***** Record excerpts *****

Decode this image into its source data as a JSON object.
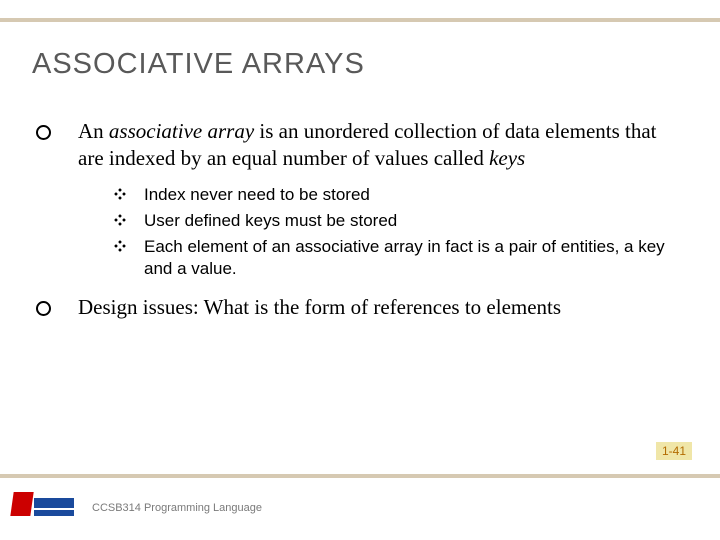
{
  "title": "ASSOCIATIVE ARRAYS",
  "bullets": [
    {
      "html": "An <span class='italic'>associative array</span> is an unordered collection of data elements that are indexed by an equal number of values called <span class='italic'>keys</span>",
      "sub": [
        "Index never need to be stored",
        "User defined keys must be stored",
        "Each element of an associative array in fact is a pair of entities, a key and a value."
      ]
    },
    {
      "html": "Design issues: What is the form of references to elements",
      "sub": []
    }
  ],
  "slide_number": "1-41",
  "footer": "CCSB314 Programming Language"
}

*****
***** Record excerpts *****

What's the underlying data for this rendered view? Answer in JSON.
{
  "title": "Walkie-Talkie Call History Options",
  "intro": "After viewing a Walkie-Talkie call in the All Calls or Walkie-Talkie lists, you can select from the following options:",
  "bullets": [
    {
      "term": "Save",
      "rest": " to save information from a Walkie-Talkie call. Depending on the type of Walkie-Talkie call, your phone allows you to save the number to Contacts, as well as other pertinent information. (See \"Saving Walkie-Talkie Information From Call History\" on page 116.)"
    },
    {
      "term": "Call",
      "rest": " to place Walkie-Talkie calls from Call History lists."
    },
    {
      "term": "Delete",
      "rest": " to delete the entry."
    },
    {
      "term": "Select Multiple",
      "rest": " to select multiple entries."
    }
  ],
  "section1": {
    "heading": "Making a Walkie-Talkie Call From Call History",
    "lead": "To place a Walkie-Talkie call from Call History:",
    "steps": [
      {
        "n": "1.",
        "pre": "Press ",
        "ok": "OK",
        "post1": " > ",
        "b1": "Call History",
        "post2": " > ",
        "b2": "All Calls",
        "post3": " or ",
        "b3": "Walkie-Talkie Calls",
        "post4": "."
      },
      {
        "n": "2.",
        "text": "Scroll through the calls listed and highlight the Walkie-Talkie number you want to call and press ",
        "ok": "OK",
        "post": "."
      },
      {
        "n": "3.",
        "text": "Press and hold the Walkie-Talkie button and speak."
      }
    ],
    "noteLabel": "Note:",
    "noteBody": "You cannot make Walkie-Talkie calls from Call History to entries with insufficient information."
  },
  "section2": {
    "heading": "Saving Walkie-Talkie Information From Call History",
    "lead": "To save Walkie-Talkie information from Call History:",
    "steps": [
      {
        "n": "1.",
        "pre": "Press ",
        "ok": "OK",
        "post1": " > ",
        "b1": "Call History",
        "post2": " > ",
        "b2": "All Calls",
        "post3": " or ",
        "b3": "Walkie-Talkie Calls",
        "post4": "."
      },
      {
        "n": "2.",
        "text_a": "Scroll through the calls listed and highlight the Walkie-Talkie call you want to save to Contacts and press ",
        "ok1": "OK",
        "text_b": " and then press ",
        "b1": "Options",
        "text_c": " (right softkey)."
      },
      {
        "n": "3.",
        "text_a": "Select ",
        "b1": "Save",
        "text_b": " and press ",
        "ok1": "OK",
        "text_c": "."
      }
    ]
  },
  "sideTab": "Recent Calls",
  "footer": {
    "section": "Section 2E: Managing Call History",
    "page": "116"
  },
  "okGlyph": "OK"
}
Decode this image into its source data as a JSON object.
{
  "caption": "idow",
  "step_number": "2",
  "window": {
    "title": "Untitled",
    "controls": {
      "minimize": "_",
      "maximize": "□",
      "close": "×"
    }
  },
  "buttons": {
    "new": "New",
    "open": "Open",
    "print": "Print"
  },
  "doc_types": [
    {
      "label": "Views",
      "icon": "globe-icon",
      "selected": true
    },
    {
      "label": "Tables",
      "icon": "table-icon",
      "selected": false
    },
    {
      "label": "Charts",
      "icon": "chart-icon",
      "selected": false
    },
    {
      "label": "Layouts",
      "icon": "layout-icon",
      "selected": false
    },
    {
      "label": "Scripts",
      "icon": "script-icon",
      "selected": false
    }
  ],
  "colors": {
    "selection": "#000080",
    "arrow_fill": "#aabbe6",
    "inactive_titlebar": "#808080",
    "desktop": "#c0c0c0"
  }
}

*****

**What the task requires**
Pick out each line containing "listed" and report it.

**Output for this exercise**
        "text": "Scroll through the calls listed and highlight the Walkie-Talkie number you want to call and press ",
        "text_a": "Scroll through the calls listed and highlight the Walkie-Talkie call you want to save to Contacts and press ",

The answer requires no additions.